### Exercise requirements
Find each line with the word "xlabel" and copy it.

** START Data rows **

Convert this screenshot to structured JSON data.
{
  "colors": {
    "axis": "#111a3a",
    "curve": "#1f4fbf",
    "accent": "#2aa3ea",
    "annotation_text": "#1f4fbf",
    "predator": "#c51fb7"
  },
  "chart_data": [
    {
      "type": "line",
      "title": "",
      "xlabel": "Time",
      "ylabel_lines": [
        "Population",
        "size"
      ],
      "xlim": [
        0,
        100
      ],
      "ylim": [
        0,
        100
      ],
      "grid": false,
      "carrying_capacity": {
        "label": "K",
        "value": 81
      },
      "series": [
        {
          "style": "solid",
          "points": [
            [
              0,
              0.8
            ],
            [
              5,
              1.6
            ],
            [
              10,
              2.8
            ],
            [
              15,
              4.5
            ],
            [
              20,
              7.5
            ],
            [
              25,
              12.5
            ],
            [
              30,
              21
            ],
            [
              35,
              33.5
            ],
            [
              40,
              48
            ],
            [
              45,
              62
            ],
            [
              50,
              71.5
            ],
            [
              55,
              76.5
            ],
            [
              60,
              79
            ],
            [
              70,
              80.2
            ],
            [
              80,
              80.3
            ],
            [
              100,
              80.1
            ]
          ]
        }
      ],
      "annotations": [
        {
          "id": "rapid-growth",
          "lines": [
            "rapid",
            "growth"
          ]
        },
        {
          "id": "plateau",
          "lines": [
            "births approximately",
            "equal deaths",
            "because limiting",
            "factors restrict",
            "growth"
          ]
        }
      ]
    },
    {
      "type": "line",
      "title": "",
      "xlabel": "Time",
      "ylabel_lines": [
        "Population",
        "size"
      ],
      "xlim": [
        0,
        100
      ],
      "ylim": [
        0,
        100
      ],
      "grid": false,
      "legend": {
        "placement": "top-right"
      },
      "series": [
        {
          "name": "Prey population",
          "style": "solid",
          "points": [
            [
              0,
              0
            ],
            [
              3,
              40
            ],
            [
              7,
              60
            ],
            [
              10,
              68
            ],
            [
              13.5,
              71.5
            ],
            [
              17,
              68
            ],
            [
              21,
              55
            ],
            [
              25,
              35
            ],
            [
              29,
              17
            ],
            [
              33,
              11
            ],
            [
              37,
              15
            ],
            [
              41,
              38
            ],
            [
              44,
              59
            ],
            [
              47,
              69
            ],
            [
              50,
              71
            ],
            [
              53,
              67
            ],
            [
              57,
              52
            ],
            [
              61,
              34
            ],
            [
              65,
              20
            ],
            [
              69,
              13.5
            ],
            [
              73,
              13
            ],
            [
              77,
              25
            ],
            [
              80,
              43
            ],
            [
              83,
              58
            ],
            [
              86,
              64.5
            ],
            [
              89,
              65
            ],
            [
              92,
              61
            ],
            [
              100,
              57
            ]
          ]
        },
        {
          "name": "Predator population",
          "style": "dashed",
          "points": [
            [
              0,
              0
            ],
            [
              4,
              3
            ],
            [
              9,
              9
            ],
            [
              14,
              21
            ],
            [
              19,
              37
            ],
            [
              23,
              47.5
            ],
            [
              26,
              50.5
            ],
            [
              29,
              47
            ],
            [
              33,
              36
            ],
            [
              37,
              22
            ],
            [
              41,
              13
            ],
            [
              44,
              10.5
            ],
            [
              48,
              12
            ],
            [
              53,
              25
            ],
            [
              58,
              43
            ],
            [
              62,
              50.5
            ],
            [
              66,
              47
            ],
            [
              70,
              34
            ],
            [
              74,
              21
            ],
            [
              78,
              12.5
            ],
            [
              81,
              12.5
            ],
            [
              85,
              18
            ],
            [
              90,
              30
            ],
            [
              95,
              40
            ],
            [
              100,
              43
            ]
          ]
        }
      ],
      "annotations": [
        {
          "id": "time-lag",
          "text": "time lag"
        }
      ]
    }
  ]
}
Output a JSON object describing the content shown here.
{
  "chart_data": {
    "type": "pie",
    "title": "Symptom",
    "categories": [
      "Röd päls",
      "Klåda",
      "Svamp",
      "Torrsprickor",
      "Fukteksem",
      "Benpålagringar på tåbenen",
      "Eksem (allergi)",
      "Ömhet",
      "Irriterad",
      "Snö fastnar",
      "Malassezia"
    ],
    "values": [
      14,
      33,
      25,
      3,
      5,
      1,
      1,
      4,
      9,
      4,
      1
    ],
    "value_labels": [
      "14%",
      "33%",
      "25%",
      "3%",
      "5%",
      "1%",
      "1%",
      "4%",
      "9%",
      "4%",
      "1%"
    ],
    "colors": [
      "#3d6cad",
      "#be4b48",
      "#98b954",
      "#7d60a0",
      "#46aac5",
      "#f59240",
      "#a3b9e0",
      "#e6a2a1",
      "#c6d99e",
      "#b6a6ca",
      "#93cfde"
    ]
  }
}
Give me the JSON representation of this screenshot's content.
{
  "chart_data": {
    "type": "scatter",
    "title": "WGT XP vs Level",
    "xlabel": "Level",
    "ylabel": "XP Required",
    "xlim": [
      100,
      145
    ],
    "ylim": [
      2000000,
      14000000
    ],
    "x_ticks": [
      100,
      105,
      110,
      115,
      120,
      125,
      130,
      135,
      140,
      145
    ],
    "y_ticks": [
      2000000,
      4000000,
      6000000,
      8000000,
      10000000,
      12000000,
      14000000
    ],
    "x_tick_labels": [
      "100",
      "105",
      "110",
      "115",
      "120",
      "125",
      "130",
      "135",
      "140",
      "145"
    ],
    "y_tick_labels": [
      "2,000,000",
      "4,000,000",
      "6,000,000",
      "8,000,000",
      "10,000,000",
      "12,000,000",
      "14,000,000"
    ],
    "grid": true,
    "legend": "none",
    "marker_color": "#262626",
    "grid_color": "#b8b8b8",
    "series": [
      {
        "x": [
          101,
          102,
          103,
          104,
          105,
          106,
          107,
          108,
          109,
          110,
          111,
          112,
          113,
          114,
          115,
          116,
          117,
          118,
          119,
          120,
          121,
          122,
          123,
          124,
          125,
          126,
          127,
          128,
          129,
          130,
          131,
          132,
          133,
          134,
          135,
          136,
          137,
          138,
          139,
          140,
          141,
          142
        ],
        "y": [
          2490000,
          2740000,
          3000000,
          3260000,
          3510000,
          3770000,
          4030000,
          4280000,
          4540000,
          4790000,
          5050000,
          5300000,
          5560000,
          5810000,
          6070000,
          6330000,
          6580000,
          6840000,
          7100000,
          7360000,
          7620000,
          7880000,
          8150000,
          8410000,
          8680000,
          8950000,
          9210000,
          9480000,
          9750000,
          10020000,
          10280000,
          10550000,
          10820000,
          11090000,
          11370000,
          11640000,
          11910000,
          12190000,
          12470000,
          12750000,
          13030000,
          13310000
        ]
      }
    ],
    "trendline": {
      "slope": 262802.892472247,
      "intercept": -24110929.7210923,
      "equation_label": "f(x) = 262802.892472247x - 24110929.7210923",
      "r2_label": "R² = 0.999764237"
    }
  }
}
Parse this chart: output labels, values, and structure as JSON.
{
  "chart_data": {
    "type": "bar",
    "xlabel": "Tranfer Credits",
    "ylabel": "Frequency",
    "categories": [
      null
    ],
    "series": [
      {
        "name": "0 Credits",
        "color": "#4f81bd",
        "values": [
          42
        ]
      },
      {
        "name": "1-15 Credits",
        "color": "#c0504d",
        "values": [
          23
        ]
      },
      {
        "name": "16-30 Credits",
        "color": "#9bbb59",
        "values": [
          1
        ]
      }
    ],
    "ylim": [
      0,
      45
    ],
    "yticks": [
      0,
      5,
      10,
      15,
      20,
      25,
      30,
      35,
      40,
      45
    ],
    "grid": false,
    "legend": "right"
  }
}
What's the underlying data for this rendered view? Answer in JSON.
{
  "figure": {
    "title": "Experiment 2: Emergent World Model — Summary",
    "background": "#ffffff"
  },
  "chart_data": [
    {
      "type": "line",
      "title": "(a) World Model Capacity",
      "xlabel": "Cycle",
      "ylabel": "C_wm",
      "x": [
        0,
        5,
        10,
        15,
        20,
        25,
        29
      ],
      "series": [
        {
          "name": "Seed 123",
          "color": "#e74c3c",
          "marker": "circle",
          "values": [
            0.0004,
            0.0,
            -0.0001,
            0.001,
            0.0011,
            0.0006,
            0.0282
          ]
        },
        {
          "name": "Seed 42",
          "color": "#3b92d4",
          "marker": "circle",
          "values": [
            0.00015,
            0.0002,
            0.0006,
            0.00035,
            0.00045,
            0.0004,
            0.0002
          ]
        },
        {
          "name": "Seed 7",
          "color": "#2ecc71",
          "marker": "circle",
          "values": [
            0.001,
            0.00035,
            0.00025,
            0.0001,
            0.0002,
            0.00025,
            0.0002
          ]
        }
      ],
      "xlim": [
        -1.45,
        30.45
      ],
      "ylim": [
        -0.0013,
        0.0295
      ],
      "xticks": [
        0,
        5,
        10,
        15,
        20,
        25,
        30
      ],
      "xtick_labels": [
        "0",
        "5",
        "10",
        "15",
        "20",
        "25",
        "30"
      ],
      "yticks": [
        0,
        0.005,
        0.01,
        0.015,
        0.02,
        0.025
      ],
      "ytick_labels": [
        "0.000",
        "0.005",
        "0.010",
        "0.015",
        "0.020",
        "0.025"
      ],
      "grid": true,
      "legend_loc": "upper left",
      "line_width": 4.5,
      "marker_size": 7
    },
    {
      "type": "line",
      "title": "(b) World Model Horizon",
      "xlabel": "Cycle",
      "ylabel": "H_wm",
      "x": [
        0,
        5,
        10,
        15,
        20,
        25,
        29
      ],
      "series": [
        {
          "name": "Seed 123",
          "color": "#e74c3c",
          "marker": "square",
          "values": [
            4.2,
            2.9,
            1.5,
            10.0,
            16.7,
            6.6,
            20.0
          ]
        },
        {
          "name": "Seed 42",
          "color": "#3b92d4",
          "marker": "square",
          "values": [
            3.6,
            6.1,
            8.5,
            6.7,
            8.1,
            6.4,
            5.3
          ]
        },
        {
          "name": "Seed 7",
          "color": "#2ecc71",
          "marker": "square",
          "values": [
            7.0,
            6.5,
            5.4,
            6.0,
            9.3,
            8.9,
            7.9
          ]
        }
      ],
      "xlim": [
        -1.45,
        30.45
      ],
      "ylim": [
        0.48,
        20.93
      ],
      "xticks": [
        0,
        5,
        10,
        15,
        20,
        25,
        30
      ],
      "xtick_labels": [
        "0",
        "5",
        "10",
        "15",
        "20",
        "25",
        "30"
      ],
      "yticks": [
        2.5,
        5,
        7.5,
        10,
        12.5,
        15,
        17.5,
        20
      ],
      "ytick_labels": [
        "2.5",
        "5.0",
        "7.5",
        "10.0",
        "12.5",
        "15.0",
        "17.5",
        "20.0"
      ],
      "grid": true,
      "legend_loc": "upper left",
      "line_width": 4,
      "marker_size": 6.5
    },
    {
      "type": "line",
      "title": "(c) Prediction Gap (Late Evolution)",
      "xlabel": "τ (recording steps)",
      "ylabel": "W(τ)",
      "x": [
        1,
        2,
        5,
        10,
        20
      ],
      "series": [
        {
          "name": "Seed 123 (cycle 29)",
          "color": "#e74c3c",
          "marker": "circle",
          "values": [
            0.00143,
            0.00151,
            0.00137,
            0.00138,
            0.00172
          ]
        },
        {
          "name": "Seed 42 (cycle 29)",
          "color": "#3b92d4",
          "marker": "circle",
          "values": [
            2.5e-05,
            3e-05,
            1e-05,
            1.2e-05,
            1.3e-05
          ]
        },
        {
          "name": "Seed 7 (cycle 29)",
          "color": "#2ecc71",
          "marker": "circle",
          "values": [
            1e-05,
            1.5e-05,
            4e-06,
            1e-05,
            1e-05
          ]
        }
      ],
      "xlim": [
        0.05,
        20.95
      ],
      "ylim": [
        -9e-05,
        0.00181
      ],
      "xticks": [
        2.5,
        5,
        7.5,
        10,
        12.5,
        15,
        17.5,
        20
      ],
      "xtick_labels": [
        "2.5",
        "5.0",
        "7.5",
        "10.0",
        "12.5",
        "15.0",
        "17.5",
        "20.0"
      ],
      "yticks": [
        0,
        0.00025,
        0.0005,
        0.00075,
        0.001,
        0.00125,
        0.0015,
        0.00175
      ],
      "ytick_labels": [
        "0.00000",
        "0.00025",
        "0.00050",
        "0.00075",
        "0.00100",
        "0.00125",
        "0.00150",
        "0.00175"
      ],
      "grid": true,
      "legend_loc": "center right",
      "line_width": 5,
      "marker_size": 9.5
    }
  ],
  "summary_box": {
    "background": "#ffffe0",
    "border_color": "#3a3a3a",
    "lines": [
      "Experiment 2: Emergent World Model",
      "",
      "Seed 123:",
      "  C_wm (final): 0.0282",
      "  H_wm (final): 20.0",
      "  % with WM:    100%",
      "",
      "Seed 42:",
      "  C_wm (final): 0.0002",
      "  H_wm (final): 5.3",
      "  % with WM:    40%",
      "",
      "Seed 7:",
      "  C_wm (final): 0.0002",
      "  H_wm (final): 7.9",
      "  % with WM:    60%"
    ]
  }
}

** END Data rows **

### Task response
      "xlabel": "Time",
      "xlabel": "Time",
    "xlabel": "Level",
    "xlabel": "Tranfer Credits",
      "xlabel": "Cycle",
      "xlabel": "Cycle",
      "xlabel": "τ (recording steps)",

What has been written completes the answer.